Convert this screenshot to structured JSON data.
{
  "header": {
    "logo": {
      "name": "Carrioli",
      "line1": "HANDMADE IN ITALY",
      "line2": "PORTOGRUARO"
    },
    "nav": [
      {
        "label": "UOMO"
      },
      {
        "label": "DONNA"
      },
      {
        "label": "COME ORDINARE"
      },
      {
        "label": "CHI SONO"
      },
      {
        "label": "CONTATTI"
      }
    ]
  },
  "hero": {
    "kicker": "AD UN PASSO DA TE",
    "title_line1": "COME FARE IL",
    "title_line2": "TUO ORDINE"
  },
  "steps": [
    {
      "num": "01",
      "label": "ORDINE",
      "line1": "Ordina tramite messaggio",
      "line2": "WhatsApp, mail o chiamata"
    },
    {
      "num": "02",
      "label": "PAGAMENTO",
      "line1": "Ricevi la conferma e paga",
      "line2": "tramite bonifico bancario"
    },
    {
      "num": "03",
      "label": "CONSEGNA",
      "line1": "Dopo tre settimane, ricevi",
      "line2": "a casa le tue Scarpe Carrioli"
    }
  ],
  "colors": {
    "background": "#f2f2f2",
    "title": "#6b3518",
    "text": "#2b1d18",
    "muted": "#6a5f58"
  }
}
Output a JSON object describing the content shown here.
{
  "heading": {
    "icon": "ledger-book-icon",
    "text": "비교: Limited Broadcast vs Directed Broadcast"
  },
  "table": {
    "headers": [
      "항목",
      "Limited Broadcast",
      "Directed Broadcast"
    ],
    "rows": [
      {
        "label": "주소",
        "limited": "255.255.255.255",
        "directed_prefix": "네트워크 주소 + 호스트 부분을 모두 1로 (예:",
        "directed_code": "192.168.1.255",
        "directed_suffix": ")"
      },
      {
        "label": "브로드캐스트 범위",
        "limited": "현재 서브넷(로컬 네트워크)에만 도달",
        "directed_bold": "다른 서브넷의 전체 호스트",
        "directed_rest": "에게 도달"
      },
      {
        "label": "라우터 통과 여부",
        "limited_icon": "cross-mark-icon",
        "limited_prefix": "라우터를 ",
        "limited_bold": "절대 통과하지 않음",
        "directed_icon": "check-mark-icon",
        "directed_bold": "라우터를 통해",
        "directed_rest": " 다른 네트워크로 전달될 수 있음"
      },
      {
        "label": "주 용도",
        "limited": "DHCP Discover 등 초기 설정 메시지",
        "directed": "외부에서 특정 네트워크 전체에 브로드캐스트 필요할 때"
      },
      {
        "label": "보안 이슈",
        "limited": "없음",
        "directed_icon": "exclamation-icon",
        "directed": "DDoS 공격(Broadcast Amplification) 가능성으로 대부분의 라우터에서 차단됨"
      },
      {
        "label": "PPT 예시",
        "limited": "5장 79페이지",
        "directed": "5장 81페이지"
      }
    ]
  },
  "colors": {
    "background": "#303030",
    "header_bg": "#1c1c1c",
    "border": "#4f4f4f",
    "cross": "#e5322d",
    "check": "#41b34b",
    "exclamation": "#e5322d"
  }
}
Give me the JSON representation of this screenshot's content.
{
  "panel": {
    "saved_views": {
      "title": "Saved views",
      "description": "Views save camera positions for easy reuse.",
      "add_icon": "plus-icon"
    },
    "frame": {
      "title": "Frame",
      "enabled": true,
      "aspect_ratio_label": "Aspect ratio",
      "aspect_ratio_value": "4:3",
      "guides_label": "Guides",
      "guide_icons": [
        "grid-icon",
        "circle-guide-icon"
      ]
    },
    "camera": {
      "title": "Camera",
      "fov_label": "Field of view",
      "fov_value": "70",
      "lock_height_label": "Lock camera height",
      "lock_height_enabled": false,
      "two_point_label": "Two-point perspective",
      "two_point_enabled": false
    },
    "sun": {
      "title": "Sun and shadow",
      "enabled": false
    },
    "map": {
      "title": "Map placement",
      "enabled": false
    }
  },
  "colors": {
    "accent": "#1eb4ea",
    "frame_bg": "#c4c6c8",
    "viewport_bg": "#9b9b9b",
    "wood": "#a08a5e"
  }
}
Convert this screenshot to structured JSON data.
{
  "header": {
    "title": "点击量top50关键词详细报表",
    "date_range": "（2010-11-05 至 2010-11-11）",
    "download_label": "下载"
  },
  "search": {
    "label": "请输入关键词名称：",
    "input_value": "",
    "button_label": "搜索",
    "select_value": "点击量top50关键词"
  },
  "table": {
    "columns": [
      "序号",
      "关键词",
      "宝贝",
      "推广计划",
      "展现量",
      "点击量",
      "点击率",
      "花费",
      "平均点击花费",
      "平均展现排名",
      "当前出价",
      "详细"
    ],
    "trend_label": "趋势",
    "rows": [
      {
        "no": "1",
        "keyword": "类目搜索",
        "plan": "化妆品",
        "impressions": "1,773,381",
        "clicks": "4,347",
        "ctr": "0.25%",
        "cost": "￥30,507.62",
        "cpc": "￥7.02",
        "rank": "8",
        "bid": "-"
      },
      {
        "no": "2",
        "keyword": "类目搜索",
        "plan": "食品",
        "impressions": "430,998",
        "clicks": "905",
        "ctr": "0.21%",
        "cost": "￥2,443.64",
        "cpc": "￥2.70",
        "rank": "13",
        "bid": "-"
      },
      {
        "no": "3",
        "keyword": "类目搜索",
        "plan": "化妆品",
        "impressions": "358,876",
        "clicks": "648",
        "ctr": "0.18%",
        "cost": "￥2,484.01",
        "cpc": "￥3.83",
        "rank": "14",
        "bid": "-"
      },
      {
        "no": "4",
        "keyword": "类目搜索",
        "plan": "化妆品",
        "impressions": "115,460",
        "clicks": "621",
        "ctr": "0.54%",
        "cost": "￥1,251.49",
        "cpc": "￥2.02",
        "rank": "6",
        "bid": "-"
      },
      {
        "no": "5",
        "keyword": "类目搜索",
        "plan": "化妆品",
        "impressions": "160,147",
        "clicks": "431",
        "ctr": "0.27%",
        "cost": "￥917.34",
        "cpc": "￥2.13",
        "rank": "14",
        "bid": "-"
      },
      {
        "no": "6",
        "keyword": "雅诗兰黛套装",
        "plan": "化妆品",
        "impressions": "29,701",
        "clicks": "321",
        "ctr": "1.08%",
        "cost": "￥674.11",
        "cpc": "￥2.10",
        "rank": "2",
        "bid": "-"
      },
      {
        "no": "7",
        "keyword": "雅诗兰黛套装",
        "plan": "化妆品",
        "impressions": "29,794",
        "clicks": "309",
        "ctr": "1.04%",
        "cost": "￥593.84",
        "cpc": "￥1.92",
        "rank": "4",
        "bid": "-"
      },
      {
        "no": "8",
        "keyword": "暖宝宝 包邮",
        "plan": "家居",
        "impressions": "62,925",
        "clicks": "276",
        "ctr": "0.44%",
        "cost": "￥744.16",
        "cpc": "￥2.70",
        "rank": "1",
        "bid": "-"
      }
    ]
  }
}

※

Task:
Locate the word "exclamation" in the data above. Copy every line carrying it.

Answer to the task:
        "directed_icon": "exclamation-icon",
    "exclamation": "#e5322d"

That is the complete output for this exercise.